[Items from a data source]
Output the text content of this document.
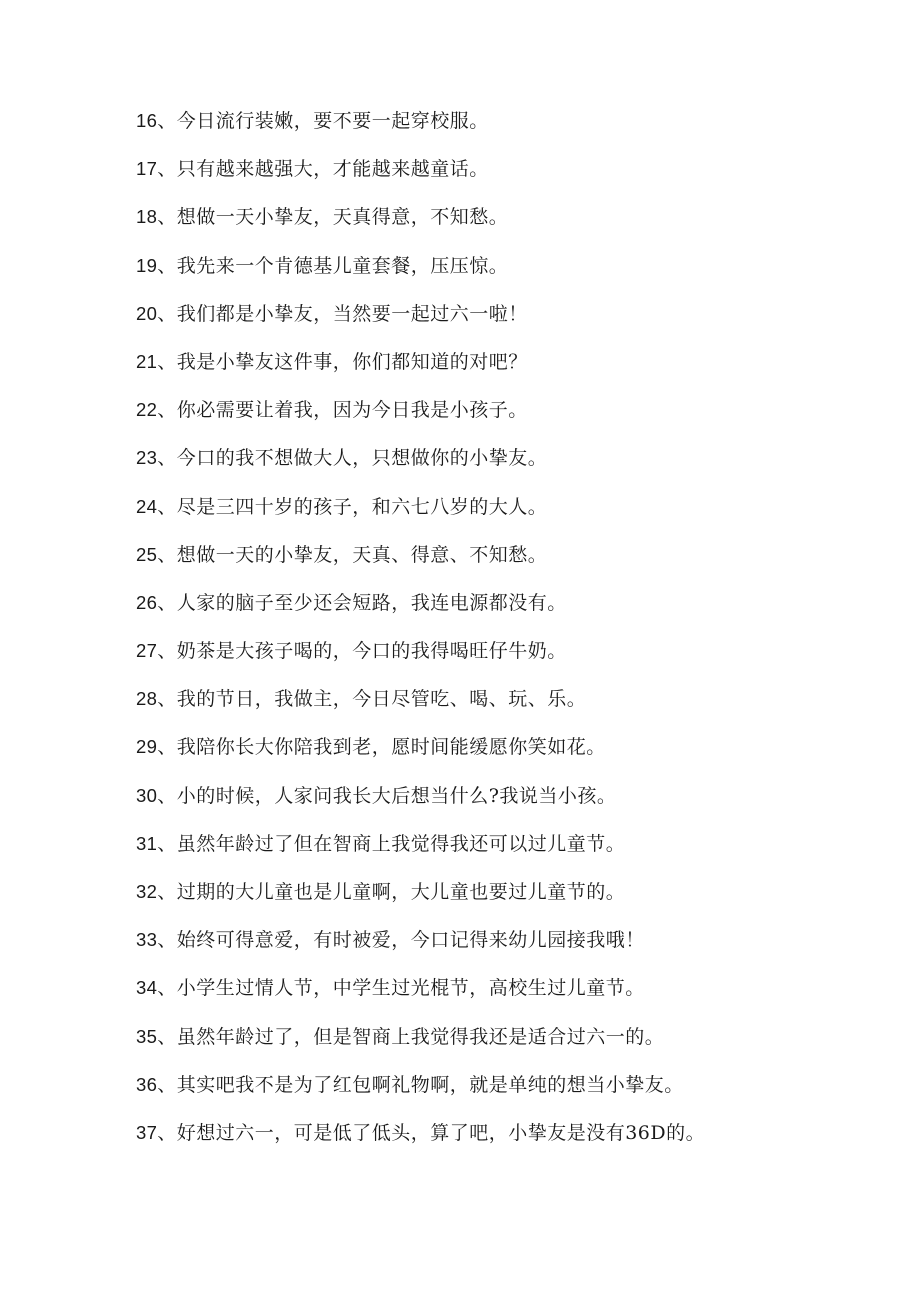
16、今日流行装嫩，要不要一起穿校服。
17、只有越来越强大，才能越来越童话。
18、想做一天小挚友，天真得意，不知愁。
19、我先来一个肯德基儿童套餐，压压惊。
20、我们都是小挚友，当然要一起过六一啦！
21、我是小挚友这件事，你们都知道的对吧？
22、你必需要让着我，因为今日我是小孩子。
23、今口的我不想做大人，只想做你的小挚友。
24、尽是三四十岁的孩子，和六七八岁的大人。
25、想做一天的小挚友，天真、得意、不知愁。
26、人家的脑子至少还会短路，我连电源都没有。
27、奶茶是大孩子喝的，今口的我得喝旺仔牛奶。
28、我的节日，我做主，今日尽管吃、喝、玩、乐。
29、我陪你长大你陪我到老，愿时间能缓愿你笑如花。
30、小的时候，人家问我长大后想当什么?我说当小孩。
31、虽然年龄过了但在智商上我觉得我还可以过儿童节。
32、过期的大儿童也是儿童啊，大儿童也要过儿童节的。
33、始终可得意爱，有时被爱，今口记得来幼儿园接我哦！
34、小学生过情人节，中学生过光棍节，高校生过儿童节。
35、虽然年龄过了，但是智商上我觉得我还是适合过六一的。
36、其实吧我不是为了红包啊礼物啊，就是单纯的想当小挚友。
37、好想过六一，可是低了低头，算了吧，小挚友是没有36D的。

▶ [What the task requires] Repeat the data above exactly, but not the pictures.

▶ [Exercise answer]
Output the text content of this document.
16、今日流行装嫩，要不要一起穿校服。
17、只有越来越强大，才能越来越童话。
18、想做一天小挚友，天真得意，不知愁。
19、我先来一个肯德基儿童套餐，压压惊。
20、我们都是小挚友，当然要一起过六一啦！
21、我是小挚友这件事，你们都知道的对吧？
22、你必需要让着我，因为今日我是小孩子。
23、今口的我不想做大人，只想做你的小挚友。
24、尽是三四十岁的孩子，和六七八岁的大人。
25、想做一天的小挚友，天真、得意、不知愁。
26、人家的脑子至少还会短路，我连电源都没有。
27、奶茶是大孩子喝的，今口的我得喝旺仔牛奶。
28、我的节日，我做主，今日尽管吃、喝、玩、乐。
29、我陪你长大你陪我到老，愿时间能缓愿你笑如花。
30、小的时候，人家问我长大后想当什么?我说当小孩。
31、虽然年龄过了但在智商上我觉得我还可以过儿童节。
32、过期的大儿童也是儿童啊，大儿童也要过儿童节的。
33、始终可得意爱，有时被爱，今口记得来幼儿园接我哦！
34、小学生过情人节，中学生过光棍节，高校生过儿童节。
35、虽然年龄过了，但是智商上我觉得我还是适合过六一的。
36、其实吧我不是为了红包啊礼物啊，就是单纯的想当小挚友。
37、好想过六一，可是低了低头，算了吧，小挚友是没有36D的。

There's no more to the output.